Make an exact copy of the entries below.

## DATA FOR THIS TASK
•••••

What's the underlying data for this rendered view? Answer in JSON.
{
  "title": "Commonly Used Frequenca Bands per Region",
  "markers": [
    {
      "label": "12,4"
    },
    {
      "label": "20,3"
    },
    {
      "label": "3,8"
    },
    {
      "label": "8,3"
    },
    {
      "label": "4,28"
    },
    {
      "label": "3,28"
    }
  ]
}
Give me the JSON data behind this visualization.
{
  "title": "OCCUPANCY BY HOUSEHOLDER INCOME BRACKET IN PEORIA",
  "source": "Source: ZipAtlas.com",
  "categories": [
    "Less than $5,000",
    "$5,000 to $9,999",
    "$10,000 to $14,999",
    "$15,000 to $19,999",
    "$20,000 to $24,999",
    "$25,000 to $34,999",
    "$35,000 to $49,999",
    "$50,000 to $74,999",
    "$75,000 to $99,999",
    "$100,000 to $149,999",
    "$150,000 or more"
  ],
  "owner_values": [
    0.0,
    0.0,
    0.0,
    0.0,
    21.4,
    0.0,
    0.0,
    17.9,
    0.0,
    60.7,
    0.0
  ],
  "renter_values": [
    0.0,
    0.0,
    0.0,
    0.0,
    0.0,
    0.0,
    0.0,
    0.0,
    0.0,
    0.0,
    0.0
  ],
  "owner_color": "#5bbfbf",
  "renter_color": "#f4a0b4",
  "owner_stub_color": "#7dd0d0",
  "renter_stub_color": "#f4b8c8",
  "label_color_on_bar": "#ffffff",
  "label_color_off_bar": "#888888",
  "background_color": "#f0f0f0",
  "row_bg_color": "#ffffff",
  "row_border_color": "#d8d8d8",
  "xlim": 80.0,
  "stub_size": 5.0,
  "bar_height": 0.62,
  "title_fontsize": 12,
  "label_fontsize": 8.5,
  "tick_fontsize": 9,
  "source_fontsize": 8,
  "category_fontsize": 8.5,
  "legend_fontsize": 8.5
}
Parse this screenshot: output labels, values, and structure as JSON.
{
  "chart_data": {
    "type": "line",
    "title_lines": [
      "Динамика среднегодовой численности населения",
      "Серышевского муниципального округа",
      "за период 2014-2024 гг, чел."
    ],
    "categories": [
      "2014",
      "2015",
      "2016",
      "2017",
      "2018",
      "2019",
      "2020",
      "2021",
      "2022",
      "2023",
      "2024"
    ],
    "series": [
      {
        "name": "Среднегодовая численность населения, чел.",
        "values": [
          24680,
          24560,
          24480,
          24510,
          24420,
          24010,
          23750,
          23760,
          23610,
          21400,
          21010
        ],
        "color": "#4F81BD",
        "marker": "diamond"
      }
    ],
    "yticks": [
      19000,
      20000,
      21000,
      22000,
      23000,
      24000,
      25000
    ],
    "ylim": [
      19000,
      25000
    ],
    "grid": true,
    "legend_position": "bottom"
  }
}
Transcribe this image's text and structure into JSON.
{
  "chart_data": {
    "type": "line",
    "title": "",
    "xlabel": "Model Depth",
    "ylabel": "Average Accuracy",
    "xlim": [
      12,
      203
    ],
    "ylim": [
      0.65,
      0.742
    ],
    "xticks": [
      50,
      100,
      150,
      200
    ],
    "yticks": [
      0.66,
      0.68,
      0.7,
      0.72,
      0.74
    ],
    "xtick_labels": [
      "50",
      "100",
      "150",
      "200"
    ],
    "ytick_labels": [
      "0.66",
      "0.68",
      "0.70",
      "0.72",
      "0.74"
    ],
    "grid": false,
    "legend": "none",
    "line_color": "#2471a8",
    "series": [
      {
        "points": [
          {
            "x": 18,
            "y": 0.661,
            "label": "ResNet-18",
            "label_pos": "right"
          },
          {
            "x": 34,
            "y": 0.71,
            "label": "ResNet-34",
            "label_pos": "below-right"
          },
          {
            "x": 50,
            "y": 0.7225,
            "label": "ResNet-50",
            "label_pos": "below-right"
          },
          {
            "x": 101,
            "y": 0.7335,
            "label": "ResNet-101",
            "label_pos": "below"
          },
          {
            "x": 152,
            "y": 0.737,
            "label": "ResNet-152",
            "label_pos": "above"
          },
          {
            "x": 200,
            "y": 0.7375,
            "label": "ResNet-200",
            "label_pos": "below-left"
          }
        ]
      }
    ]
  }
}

•••••

## ANSWER TO THE PROBLEM
What's the underlying data for this rendered view? Answer in JSON.
{
  "title": "Commonly Used Frequenca Bands per Region",
  "markers": [
    {
      "label": "12,4"
    },
    {
      "label": "20,3"
    },
    {
      "label": "3,8"
    },
    {
      "label": "8,3"
    },
    {
      "label": "4,28"
    },
    {
      "label": "3,28"
    }
  ]
}
Give me the JSON data behind this visualization.
{
  "title": "OCCUPANCY BY HOUSEHOLDER INCOME BRACKET IN PEORIA",
  "source": "Source: ZipAtlas.com",
  "categories": [
    "Less than $5,000",
    "$5,000 to $9,999",
    "$10,000 to $14,999",
    "$15,000 to $19,999",
    "$20,000 to $24,999",
    "$25,000 to $34,999",
    "$35,000 to $49,999",
    "$50,000 to $74,999",
    "$75,000 to $99,999",
    "$100,000 to $149,999",
    "$150,000 or more"
  ],
  "owner_values": [
    0.0,
    0.0,
    0.0,
    0.0,
    21.4,
    0.0,
    0.0,
    17.9,
    0.0,
    60.7,
    0.0
  ],
  "renter_values": [
    0.0,
    0.0,
    0.0,
    0.0,
    0.0,
    0.0,
    0.0,
    0.0,
    0.0,
    0.0,
    0.0
  ],
  "owner_color": "#5bbfbf",
  "renter_color": "#f4a0b4",
  "owner_stub_color": "#7dd0d0",
  "renter_stub_color": "#f4b8c8",
  "label_color_on_bar": "#ffffff",
  "label_color_off_bar": "#888888",
  "background_color": "#f0f0f0",
  "row_bg_color": "#ffffff",
  "row_border_color": "#d8d8d8",
  "xlim": 80.0,
  "stub_size": 5.0,
  "bar_height": 0.62,
  "title_fontsize": 12,
  "label_fontsize": 8.5,
  "tick_fontsize": 9,
  "source_fontsize": 8,
  "category_fontsize": 8.5,
  "legend_fontsize": 8.5
}
Parse this screenshot: output labels, values, and structure as JSON.
{
  "chart_data": {
    "type": "line",
    "title_lines": [
      "Динамика среднегодовой численности населения",
      "Серышевского муниципального округа",
      "за период 2014-2024 гг, чел."
    ],
    "categories": [
      "2014",
      "2015",
      "2016",
      "2017",
      "2018",
      "2019",
      "2020",
      "2021",
      "2022",
      "2023",
      "2024"
    ],
    "series": [
      {
        "name": "Среднегодовая численность населения, чел.",
        "values": [
          24680,
          24560,
          24480,
          24510,
          24420,
          24010,
          23750,
          23760,
          23610,
          21400,
          21010
        ],
        "color": "#4F81BD",
        "marker": "diamond"
      }
    ],
    "yticks": [
      19000,
      20000,
      21000,
      22000,
      23000,
      24000,
      25000
    ],
    "ylim": [
      19000,
      25000
    ],
    "grid": true,
    "legend_position": "bottom"
  }
}
Transcribe this image's text and structure into JSON.
{
  "chart_data": {
    "type": "line",
    "title": "",
    "xlabel": "Model Depth",
    "ylabel": "Average Accuracy",
    "xlim": [
      12,
      203
    ],
    "ylim": [
      0.65,
      0.742
    ],
    "xticks": [
      50,
      100,
      150,
      200
    ],
    "yticks": [
      0.66,
      0.68,
      0.7,
      0.72,
      0.74
    ],
    "xtick_labels": [
      "50",
      "100",
      "150",
      "200"
    ],
    "ytick_labels": [
      "0.66",
      "0.68",
      "0.70",
      "0.72",
      "0.74"
    ],
    "grid": false,
    "legend": "none",
    "line_color": "#2471a8",
    "series": [
      {
        "points": [
          {
            "x": 18,
            "y": 0.661,
            "label": "ResNet-18",
            "label_pos": "right"
          },
          {
            "x": 34,
            "y": 0.71,
            "label": "ResNet-34",
            "label_pos": "below-right"
          },
          {
            "x": 50,
            "y": 0.7225,
            "label": "ResNet-50",
            "label_pos": "below-right"
          },
          {
            "x": 101,
            "y": 0.7335,
            "label": "ResNet-101",
            "label_pos": "below"
          },
          {
            "x": 152,
            "y": 0.737,
            "label": "ResNet-152",
            "label_pos": "above"
          },
          {
            "x": 200,
            "y": 0.7375,
            "label": "ResNet-200",
            "label_pos": "below-left"
          }
        ]
      }
    ]
  }
}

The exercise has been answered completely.